Among the following entries, count the lines that contain "ventes" and report only the result.

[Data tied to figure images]
+ + +

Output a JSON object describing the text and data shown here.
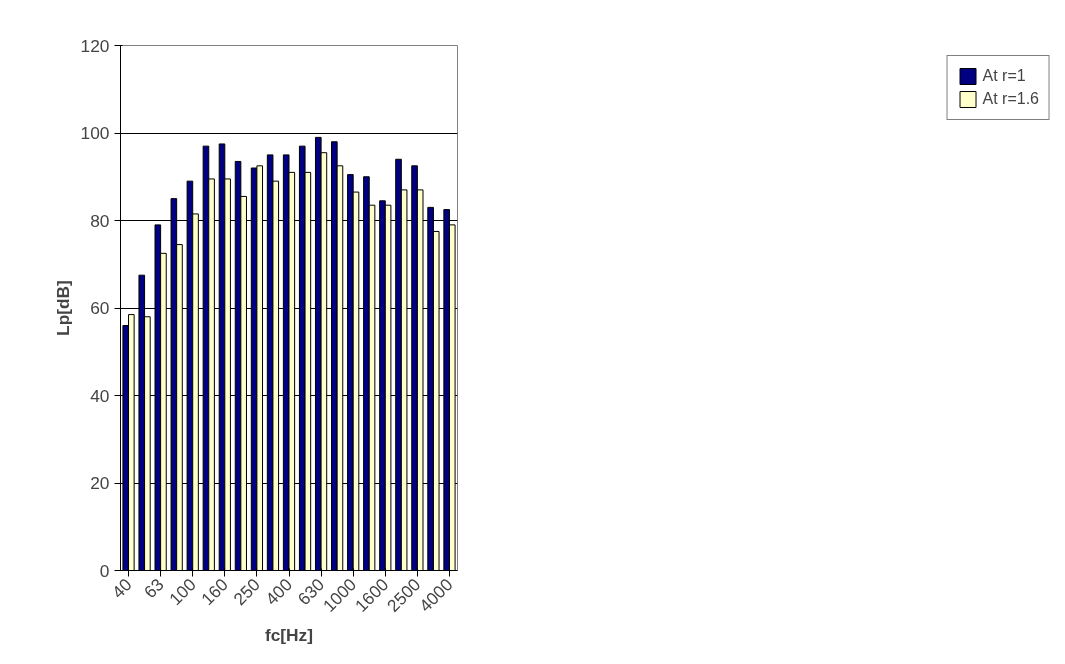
{
  "chart_data": {
    "type": "bar",
    "xlabel": "fc[Hz]",
    "ylabel": "Lp[dB]",
    "categories": [
      "40",
      null,
      "63",
      null,
      "100",
      null,
      "160",
      null,
      "250",
      null,
      "400",
      null,
      "630",
      null,
      "1000",
      null,
      "1600",
      null,
      "2500",
      null,
      "4000"
    ],
    "series": [
      {
        "name": "At r=1",
        "color": "#000080",
        "values": [
          56,
          67.5,
          79,
          85,
          89,
          97,
          97.5,
          93.5,
          92,
          95,
          95,
          97,
          99,
          98,
          90.5,
          90,
          84.5,
          94,
          92.5,
          83,
          82.5
        ]
      },
      {
        "name": "At r=1.6",
        "color": "#ffffcc",
        "values": [
          58.5,
          58,
          72.5,
          74.5,
          81.5,
          89.5,
          89.5,
          85.5,
          92.5,
          89,
          91,
          91,
          95.5,
          92.5,
          86.5,
          83.5,
          83.5,
          87,
          87,
          77.5,
          79
        ]
      }
    ],
    "ylim": [
      0,
      120
    ],
    "yticks": [
      0,
      20,
      40,
      60,
      80,
      100,
      120
    ],
    "grid": "y",
    "legend": "right"
  }
}
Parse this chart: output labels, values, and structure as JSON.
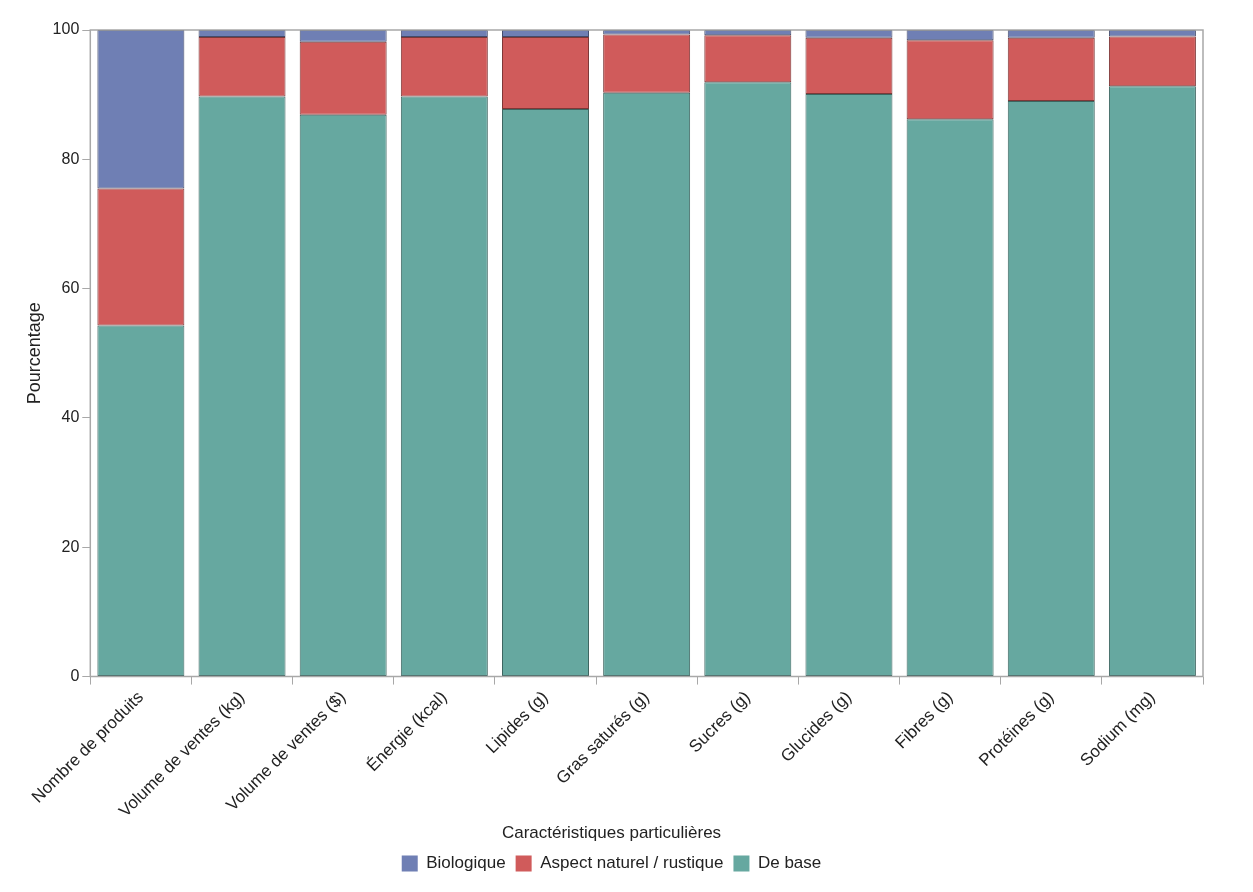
{
  "chart_data": {
    "type": "bar",
    "stacked": true,
    "ylabel": "Pourcentage",
    "legend_title": "Caractéristiques particulières",
    "legend": "bottom",
    "grid": false,
    "categories": [
      "Nombre de produits",
      "Volume de ventes (kg)",
      "Volume de ventes ($)",
      "Énergie (kcal)",
      "Lipides (g)",
      "Gras saturés (g)",
      "Sucres (g)",
      "Glucides (g)",
      "Fibres (g)",
      "Protéines (g)",
      "Sodium (mg)"
    ],
    "ylim": [
      0,
      100
    ],
    "yticks": [
      0,
      20,
      40,
      60,
      80,
      100
    ],
    "series": [
      {
        "name": "De base",
        "color": "#66a8a0",
        "values": [
          54.3,
          89.7,
          86.9,
          89.7,
          87.8,
          90.3,
          91.9,
          90.1,
          86.2,
          89.0,
          91.3
        ]
      },
      {
        "name": "Aspect naturel / rustique",
        "color": "#d05b5b",
        "values": [
          21.2,
          9.2,
          11.3,
          9.2,
          11.1,
          9.0,
          7.3,
          8.7,
          12.2,
          9.8,
          7.7
        ]
      },
      {
        "name": "Biologique",
        "color": "#6f7fb4",
        "values": [
          24.5,
          1.1,
          1.8,
          1.1,
          1.1,
          0.7,
          0.8,
          1.2,
          1.6,
          1.2,
          1.0
        ]
      }
    ]
  }
}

+ + +

▶ **Solution**
2